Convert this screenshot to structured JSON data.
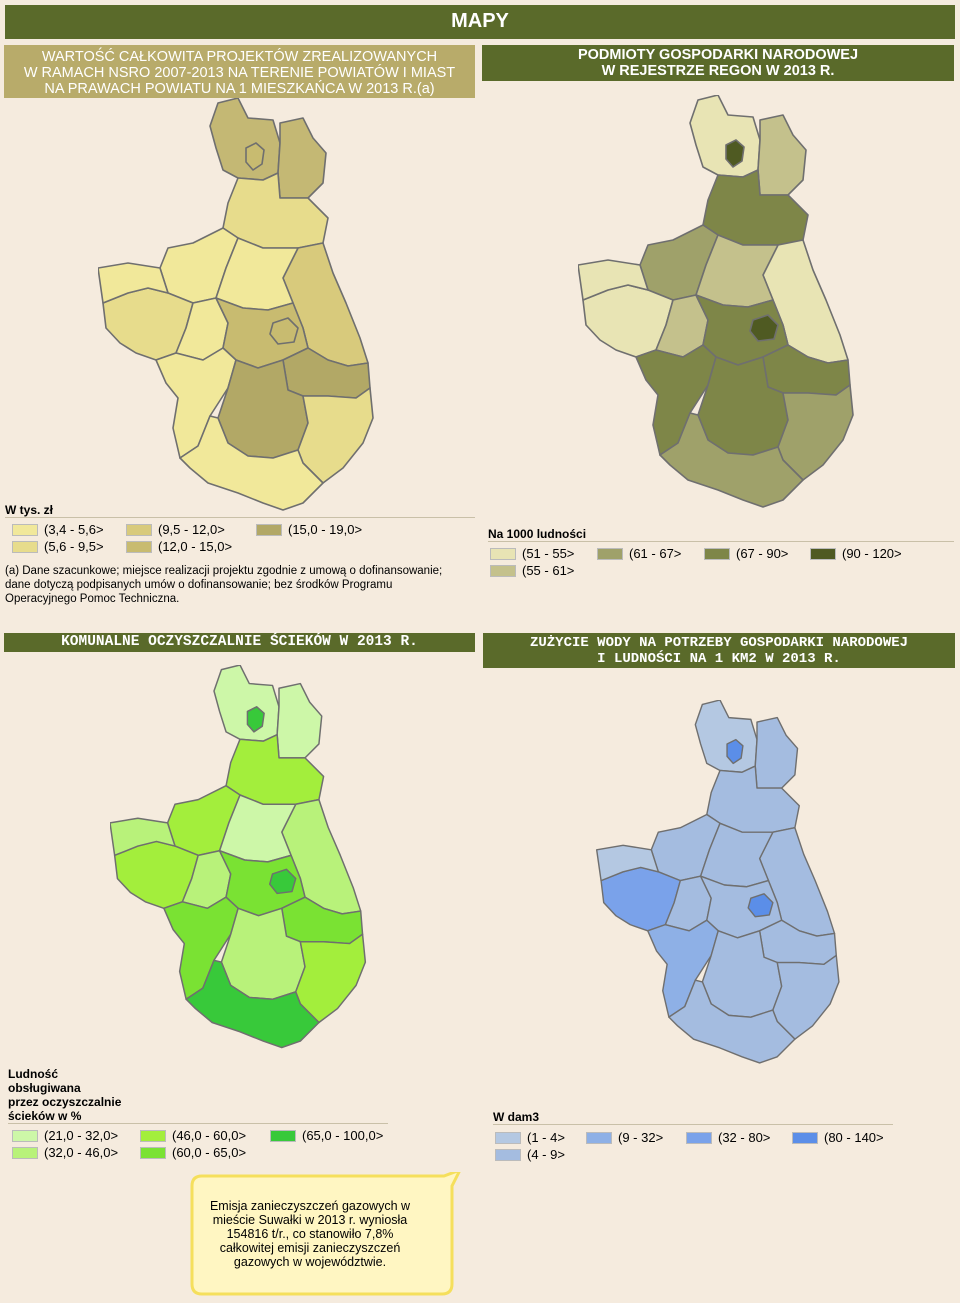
{
  "header": {
    "title": "MAPY"
  },
  "panel1": {
    "title_lines": [
      "WARTOŚĆ CAŁKOWITA PROJEKTÓW ZREALIZOWANYCH",
      "W RAMACH NSRO 2007-2013 NA TERENIE POWIATÓW I MIAST",
      "NA PRAWACH POWIATU NA 1 MIESZKAŃCA W 2013 R.(a)"
    ],
    "legend_title": "W tys. zł",
    "legend": [
      {
        "label": "(3,4 - 5,6>",
        "color": "#f1e89a"
      },
      {
        "label": "(5,6 - 9,5>",
        "color": "#e7dc8c"
      },
      {
        "label": "(9,5 - 12,0>",
        "color": "#d8ca7c"
      },
      {
        "label": "(12,0 - 15,0>",
        "color": "#c8bb70"
      },
      {
        "label": "(15,0 - 19,0>",
        "color": "#b2a866"
      }
    ],
    "note_lines": [
      "(a) Dane szacunkowe; miejsce realizacji projektu zgodnie z umową o dofinansowanie;",
      "dane dotyczą podpisanych umów o dofinansowanie; bez środków Programu",
      "Operacyjnego Pomoc Techniczna."
    ]
  },
  "panel2": {
    "title_lines": [
      "PODMIOTY GOSPODARKI NARODOWEJ",
      "W REJESTRZE REGON W 2013 R."
    ],
    "legend_title": "Na 1000 ludności",
    "legend": [
      {
        "label": "(51 - 55>",
        "color": "#e8e4b4"
      },
      {
        "label": "(55 - 61>",
        "color": "#c4c18c"
      },
      {
        "label": "(61 - 67>",
        "color": "#9fa16a"
      },
      {
        "label": "(67 - 90>",
        "color": "#7e8648"
      },
      {
        "label": "(90 - 120>",
        "color": "#4f5a22"
      }
    ]
  },
  "panel3": {
    "title_lines": [
      "KOMUNALNE OCZYSZCZALNIE ŚCIEKÓW W 2013 R."
    ],
    "legend_title_lines": [
      "Ludność",
      "obsługiwana",
      "przez oczyszczalnie",
      "ścieków w %"
    ],
    "legend": [
      {
        "label": "(21,0 - 32,0>",
        "color": "#cdf7a8"
      },
      {
        "label": "(32,0 - 46,0>",
        "color": "#b8f27a"
      },
      {
        "label": "(46,0 - 60,0>",
        "color": "#a3ee3c"
      },
      {
        "label": "(60,0 - 65,0>",
        "color": "#7ae233"
      },
      {
        "label": "(65,0 - 100,0>",
        "color": "#38c93a"
      }
    ]
  },
  "panel4": {
    "title_lines": [
      "ZUŻYCIE WODY NA POTRZEBY GOSPODARKI NARODOWEJ",
      "I LUDNOŚCI NA 1 KM2 W 2013 R."
    ],
    "legend_title": "W dam3",
    "legend": [
      {
        "label": "(1 - 4>",
        "color": "#b4c8e2"
      },
      {
        "label": "(4 - 9>",
        "color": "#a4bce0"
      },
      {
        "label": "(9 - 32>",
        "color": "#8eb0e6"
      },
      {
        "label": "(32 - 80>",
        "color": "#7aa2ea"
      },
      {
        "label": "(80 - 140>",
        "color": "#5b8ee8"
      }
    ]
  },
  "callout": {
    "lines": [
      "Emisja zanieczyszczeń gazowych w",
      "mieście Suwałki w 2013 r. wyniosła",
      "154816 t/r., co stanowiło 7,8%",
      "całkowitej emisji zanieczyszczeń",
      "gazowych w województwie."
    ]
  },
  "map_fills": {
    "m1": [
      "#c4b874",
      "#c4b874",
      "#e7dc8c",
      "#f1e89a",
      "#d8ca7c",
      "#f1e89a",
      "#e7dc8c",
      "#f1e89a",
      "#c8bb70",
      "#b2a866",
      "#f1e89a",
      "#b2a866",
      "#e7dc8c",
      "#f1e89a",
      "#f1e89a",
      "#c8bb70",
      "#c8bb70"
    ],
    "m2": [
      "#e8e4b4",
      "#c4c18c",
      "#7e8648",
      "#9fa16a",
      "#e8e4b4",
      "#c4c18c",
      "#e8e4b4",
      "#c4c18c",
      "#7e8648",
      "#7e8648",
      "#7e8648",
      "#7e8648",
      "#9fa16a",
      "#9fa16a",
      "#e8e4b4",
      "#4f5a22",
      "#4f5a22"
    ],
    "m3": [
      "#cdf7a8",
      "#cdf7a8",
      "#a3ee3c",
      "#a3ee3c",
      "#b8f27a",
      "#cdf7a8",
      "#a3ee3c",
      "#b8f27a",
      "#7ae233",
      "#7ae233",
      "#7ae233",
      "#b8f27a",
      "#a3ee3c",
      "#38c93a",
      "#b8f27a",
      "#38c93a",
      "#38c93a"
    ],
    "m4": [
      "#b4c8e2",
      "#a4bce0",
      "#a4bce0",
      "#a4bce0",
      "#a4bce0",
      "#a4bce0",
      "#7aa2ea",
      "#a4bce0",
      "#a4bce0",
      "#a4bce0",
      "#8eb0e6",
      "#a4bce0",
      "#a4bce0",
      "#a4bce0",
      "#b4c8e2",
      "#5b8ee8",
      "#5b8ee8"
    ]
  }
}
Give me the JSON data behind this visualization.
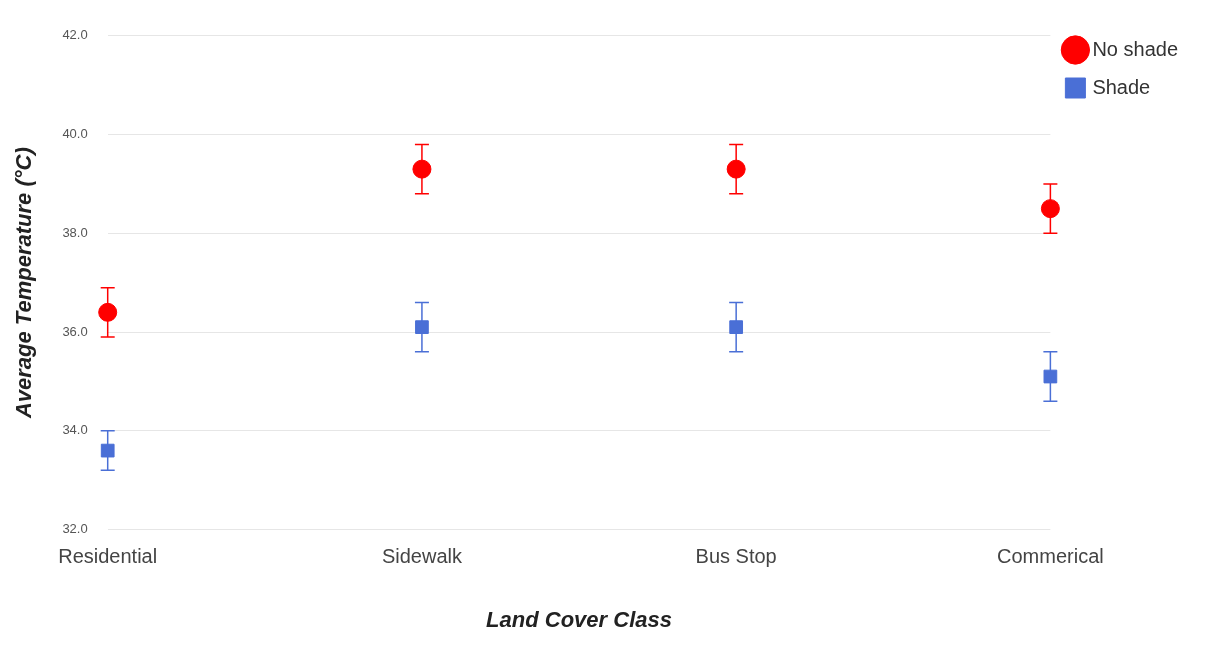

***

§ **TASK BRIEF**
Check each line of the records above for the string "dofinansowanie", and report every line that has it.

§ **OUTPUT OF THE EXERCISE**
      "(a) Dane szacunkowe; miejsce realizacji projektu zgodnie z umową o dofinansowanie;",
      "dane dotyczą podpisanych umów o dofinansowanie; bez środków Programu",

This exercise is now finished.